RECORD LIST:
──────

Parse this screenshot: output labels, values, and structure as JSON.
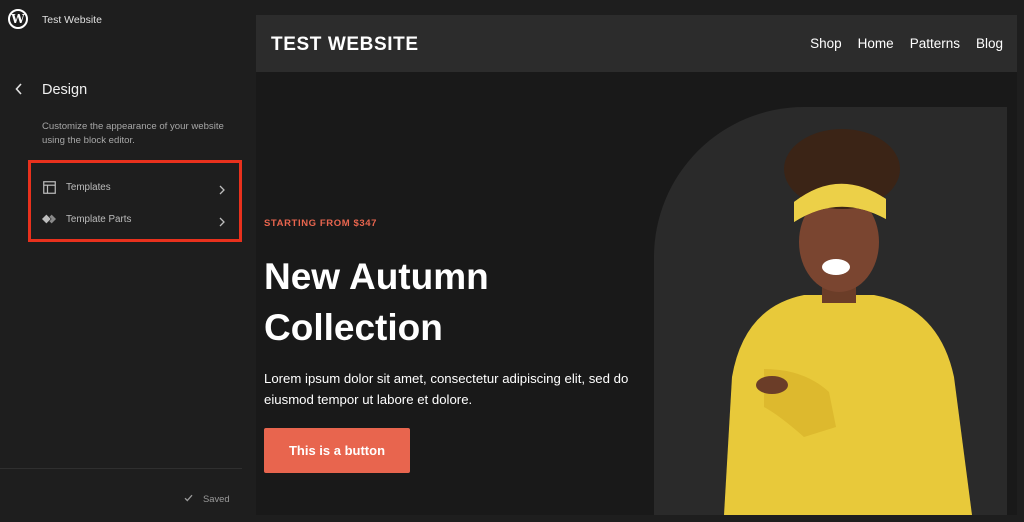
{
  "app": {
    "site_title": "Test Website"
  },
  "sidebar": {
    "title": "Design",
    "description": "Customize the appearance of your website using the block editor.",
    "items": [
      {
        "label": "Templates",
        "icon": "layout-icon"
      },
      {
        "label": "Template Parts",
        "icon": "diamond-icon"
      }
    ],
    "status": "Saved"
  },
  "preview": {
    "brand": "TEST WEBSITE",
    "nav": [
      "Shop",
      "Home",
      "Patterns",
      "Blog"
    ],
    "eyebrow": "STARTING FROM $347",
    "headline": "New Autumn Collection",
    "body": "Lorem ipsum dolor sit amet, consectetur adipiscing elit, sed do eiusmod tempor ut labore et dolore.",
    "button": "This is a button"
  },
  "colors": {
    "sidebar_bg": "#1e1e1e",
    "highlight_border": "#e8311d",
    "accent": "#e8654e",
    "preview_bg": "#191919",
    "header_bg": "#2c2c2c"
  }
}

──────

AIM OF THE EXERCISE:
Reproduce every line of the material precisely, omitting its pictures.

RESPONSE:
Parse this screenshot: output labels, values, and structure as JSON.
{
  "app": {
    "site_title": "Test Website"
  },
  "sidebar": {
    "title": "Design",
    "description": "Customize the appearance of your website using the block editor.",
    "items": [
      {
        "label": "Templates",
        "icon": "layout-icon"
      },
      {
        "label": "Template Parts",
        "icon": "diamond-icon"
      }
    ],
    "status": "Saved"
  },
  "preview": {
    "brand": "TEST WEBSITE",
    "nav": [
      "Shop",
      "Home",
      "Patterns",
      "Blog"
    ],
    "eyebrow": "STARTING FROM $347",
    "headline": "New Autumn Collection",
    "body": "Lorem ipsum dolor sit amet, consectetur adipiscing elit, sed do eiusmod tempor ut labore et dolore.",
    "button": "This is a button"
  },
  "colors": {
    "sidebar_bg": "#1e1e1e",
    "highlight_border": "#e8311d",
    "accent": "#e8654e",
    "preview_bg": "#191919",
    "header_bg": "#2c2c2c"
  }
}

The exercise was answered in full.